## Instructions to follow
Return all of the data exactly as given.

─── Provided records

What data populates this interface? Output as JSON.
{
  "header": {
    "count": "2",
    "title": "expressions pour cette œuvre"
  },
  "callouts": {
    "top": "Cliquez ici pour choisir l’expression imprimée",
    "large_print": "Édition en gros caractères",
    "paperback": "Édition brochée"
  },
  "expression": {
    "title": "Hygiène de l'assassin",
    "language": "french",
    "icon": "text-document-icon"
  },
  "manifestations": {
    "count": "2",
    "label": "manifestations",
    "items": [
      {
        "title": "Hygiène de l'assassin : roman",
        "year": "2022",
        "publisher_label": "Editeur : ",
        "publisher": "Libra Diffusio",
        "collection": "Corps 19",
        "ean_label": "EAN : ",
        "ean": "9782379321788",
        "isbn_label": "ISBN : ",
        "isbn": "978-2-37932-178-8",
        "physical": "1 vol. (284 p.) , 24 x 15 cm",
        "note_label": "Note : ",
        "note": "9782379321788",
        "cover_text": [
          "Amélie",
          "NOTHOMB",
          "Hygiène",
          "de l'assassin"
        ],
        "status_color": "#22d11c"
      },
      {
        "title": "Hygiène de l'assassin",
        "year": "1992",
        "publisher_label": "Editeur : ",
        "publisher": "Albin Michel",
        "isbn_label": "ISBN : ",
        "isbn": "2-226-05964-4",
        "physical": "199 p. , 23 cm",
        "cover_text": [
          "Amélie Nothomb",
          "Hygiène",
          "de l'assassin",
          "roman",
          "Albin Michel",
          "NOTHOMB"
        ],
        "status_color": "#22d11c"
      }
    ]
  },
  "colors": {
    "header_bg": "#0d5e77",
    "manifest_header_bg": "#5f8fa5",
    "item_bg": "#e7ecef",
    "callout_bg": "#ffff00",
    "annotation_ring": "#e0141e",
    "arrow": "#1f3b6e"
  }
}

──────

## Finished exercise
What data populates this interface? Output as JSON.
{
  "header": {
    "count": "2",
    "title": "expressions pour cette œuvre"
  },
  "callouts": {
    "top": "Cliquez ici pour choisir l’expression imprimée",
    "large_print": "Édition en gros caractères",
    "paperback": "Édition brochée"
  },
  "expression": {
    "title": "Hygiène de l'assassin",
    "language": "french",
    "icon": "text-document-icon"
  },
  "manifestations": {
    "count": "2",
    "label": "manifestations",
    "items": [
      {
        "title": "Hygiène de l'assassin : roman",
        "year": "2022",
        "publisher_label": "Editeur : ",
        "publisher": "Libra Diffusio",
        "collection": "Corps 19",
        "ean_label": "EAN : ",
        "ean": "9782379321788",
        "isbn_label": "ISBN : ",
        "isbn": "978-2-37932-178-8",
        "physical": "1 vol. (284 p.) , 24 x 15 cm",
        "note_label": "Note : ",
        "note": "9782379321788",
        "cover_text": [
          "Amélie",
          "NOTHOMB",
          "Hygiène",
          "de l'assassin"
        ],
        "status_color": "#22d11c"
      },
      {
        "title": "Hygiène de l'assassin",
        "year": "1992",
        "publisher_label": "Editeur : ",
        "publisher": "Albin Michel",
        "isbn_label": "ISBN : ",
        "isbn": "2-226-05964-4",
        "physical": "199 p. , 23 cm",
        "cover_text": [
          "Amélie Nothomb",
          "Hygiène",
          "de l'assassin",
          "roman",
          "Albin Michel",
          "NOTHOMB"
        ],
        "status_color": "#22d11c"
      }
    ]
  },
  "colors": {
    "header_bg": "#0d5e77",
    "manifest_header_bg": "#5f8fa5",
    "item_bg": "#e7ecef",
    "callout_bg": "#ffff00",
    "annotation_ring": "#e0141e",
    "arrow": "#1f3b6e"
  }
}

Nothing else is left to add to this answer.